» **Short exercise**
Copy every line in the records below that contains the word "this".

» **Collected data entries**
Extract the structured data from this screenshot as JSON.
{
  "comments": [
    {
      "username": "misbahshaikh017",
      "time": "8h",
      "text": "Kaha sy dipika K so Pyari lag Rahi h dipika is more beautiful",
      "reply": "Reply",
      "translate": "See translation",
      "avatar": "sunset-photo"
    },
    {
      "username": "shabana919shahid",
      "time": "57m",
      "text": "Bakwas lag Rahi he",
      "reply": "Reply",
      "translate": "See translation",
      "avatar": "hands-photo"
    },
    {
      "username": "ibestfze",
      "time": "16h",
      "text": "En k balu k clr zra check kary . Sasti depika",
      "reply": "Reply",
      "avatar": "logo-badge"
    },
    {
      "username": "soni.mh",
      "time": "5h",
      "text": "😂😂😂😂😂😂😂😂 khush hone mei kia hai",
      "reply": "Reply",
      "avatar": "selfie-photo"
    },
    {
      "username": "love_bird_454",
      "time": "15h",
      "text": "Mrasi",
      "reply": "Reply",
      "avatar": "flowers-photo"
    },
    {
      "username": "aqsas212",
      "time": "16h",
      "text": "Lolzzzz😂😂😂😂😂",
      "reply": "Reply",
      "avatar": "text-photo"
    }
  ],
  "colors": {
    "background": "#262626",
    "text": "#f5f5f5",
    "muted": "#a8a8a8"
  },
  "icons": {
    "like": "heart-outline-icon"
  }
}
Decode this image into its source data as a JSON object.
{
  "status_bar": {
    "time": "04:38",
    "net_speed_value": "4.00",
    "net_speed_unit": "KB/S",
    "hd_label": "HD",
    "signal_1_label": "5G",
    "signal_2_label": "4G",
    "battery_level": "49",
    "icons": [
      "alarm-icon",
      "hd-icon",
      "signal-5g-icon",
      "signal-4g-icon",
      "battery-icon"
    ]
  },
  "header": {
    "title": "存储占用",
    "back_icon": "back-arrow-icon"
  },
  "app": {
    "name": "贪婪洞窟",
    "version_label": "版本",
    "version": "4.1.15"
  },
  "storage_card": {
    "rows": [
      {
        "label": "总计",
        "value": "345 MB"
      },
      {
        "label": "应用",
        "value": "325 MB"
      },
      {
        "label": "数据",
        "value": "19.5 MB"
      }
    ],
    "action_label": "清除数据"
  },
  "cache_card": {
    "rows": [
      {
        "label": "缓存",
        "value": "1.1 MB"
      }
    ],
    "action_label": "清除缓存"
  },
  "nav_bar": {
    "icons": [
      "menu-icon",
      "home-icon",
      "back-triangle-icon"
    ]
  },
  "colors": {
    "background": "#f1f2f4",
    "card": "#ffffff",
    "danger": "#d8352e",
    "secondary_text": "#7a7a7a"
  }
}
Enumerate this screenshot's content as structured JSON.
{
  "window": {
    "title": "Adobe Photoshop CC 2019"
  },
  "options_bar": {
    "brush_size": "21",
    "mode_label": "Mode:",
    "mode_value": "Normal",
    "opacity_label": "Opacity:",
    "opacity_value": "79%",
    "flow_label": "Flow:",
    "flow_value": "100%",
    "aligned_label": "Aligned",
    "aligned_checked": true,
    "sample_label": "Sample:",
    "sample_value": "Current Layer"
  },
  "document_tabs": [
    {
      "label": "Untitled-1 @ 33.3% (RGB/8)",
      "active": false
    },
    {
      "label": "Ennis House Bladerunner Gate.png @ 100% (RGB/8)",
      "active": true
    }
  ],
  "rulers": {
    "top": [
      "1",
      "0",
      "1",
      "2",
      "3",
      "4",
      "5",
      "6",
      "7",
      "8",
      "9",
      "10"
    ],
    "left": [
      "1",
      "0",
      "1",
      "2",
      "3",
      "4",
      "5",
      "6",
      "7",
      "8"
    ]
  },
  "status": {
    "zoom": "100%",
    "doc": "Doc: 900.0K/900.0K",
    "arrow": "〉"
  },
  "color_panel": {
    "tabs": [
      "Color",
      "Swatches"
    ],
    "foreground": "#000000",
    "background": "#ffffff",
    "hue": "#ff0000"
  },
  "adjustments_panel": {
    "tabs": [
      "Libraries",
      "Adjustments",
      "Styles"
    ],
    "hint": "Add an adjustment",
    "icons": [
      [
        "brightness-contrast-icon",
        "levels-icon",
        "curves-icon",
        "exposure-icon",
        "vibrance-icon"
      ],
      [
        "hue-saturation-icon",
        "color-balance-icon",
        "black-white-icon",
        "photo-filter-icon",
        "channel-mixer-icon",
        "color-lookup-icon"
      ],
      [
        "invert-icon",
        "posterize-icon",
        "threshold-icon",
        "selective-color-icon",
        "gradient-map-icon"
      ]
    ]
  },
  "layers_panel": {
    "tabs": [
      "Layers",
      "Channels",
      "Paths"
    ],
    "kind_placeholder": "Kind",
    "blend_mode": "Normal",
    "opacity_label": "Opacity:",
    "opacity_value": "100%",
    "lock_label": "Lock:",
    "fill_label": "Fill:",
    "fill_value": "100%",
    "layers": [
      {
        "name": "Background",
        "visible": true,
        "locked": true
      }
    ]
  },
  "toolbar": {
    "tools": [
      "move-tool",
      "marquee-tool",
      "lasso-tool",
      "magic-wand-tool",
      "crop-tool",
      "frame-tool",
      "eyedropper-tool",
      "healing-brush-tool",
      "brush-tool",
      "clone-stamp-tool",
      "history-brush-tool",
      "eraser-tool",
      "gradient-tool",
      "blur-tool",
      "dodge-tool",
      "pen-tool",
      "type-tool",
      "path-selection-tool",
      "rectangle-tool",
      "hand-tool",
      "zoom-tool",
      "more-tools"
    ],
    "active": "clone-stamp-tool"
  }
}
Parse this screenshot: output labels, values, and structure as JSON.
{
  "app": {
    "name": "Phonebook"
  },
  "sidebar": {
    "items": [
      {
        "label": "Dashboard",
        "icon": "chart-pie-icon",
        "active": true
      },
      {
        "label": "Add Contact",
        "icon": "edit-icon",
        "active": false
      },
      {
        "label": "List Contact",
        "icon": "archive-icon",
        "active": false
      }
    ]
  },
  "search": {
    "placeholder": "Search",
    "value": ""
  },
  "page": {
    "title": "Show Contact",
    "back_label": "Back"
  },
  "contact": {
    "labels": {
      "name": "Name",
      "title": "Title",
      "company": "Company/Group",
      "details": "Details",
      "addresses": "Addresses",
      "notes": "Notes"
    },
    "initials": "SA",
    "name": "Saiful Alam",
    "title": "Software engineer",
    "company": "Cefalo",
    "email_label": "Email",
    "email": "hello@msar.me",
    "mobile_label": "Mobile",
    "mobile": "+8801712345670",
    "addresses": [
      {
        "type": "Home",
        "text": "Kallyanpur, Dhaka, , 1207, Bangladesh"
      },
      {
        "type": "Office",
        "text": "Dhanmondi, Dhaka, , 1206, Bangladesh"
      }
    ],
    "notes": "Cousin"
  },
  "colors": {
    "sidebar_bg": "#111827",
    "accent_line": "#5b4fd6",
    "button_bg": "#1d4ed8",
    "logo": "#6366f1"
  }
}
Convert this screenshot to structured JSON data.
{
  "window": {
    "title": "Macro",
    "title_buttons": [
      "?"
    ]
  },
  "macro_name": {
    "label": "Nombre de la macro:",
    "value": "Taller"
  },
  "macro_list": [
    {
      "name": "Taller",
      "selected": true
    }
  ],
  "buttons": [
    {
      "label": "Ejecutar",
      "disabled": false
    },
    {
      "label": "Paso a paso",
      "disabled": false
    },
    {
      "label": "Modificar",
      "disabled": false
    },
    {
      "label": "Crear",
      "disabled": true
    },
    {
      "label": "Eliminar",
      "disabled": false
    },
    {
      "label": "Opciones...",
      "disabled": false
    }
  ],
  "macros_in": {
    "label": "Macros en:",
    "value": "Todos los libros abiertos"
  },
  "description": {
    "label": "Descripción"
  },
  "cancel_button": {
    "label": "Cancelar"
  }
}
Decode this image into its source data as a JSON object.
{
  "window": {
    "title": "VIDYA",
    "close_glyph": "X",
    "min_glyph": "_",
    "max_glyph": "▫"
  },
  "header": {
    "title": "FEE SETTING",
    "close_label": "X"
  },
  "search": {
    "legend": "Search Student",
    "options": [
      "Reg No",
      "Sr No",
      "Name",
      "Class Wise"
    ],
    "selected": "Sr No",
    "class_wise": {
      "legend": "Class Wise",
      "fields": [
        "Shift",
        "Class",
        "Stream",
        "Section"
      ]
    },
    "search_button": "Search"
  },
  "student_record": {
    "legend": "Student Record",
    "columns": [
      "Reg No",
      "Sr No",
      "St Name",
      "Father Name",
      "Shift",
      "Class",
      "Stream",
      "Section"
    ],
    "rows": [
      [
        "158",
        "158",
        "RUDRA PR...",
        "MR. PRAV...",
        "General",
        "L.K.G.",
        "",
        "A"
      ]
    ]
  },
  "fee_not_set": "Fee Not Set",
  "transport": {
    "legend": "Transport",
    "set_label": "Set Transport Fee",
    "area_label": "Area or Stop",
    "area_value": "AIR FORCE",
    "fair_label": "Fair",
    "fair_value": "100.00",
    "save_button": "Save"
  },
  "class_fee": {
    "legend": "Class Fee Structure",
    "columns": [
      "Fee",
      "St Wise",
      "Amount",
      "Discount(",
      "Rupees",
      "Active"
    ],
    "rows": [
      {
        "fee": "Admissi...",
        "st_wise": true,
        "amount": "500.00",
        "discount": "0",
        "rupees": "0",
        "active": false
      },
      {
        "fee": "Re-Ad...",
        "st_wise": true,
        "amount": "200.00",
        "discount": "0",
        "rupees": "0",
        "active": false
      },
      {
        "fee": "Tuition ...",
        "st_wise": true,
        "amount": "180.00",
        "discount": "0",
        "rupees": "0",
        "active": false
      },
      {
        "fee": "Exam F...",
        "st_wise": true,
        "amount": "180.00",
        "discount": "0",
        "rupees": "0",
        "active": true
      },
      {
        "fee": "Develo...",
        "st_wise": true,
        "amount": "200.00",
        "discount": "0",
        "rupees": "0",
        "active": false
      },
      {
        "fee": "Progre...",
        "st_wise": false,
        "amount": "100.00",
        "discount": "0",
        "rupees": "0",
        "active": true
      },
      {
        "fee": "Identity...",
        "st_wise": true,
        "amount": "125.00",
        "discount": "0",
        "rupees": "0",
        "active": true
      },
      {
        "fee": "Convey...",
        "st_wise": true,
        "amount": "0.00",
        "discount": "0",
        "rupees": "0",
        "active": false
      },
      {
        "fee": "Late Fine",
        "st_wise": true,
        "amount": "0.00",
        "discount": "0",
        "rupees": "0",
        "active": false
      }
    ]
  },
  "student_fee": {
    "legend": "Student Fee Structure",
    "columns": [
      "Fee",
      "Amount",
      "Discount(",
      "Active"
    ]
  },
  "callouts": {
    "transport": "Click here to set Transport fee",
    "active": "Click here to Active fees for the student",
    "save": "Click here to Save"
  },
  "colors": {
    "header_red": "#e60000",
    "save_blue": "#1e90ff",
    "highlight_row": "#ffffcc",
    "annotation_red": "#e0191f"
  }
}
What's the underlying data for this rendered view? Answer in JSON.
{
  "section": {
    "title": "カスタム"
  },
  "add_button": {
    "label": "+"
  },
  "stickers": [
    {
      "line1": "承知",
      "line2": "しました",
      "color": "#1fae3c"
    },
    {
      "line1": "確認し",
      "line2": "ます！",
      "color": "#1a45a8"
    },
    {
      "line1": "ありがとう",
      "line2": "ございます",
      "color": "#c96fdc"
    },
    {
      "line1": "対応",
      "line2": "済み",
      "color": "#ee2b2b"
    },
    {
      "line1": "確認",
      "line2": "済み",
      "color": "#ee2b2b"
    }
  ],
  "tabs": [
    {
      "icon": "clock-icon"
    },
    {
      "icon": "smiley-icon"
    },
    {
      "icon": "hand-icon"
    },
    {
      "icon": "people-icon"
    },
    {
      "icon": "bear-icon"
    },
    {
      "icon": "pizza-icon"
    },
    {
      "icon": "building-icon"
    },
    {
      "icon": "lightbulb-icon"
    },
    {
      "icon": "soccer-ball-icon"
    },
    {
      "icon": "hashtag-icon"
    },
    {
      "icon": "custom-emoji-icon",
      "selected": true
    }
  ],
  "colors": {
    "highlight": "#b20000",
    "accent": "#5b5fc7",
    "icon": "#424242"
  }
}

» **Worked answer**
Extract the structured data from this screenshot as JSON.
Decode this image into its source data as a JSON object.
Enumerate this screenshot's content as structured JSON.
Parse this screenshot: output labels, values, and structure as JSON.
Convert this screenshot to structured JSON data.
Decode this image into its source data as a JSON object.
What's the underlying data for this rendered view? Answer in JSON.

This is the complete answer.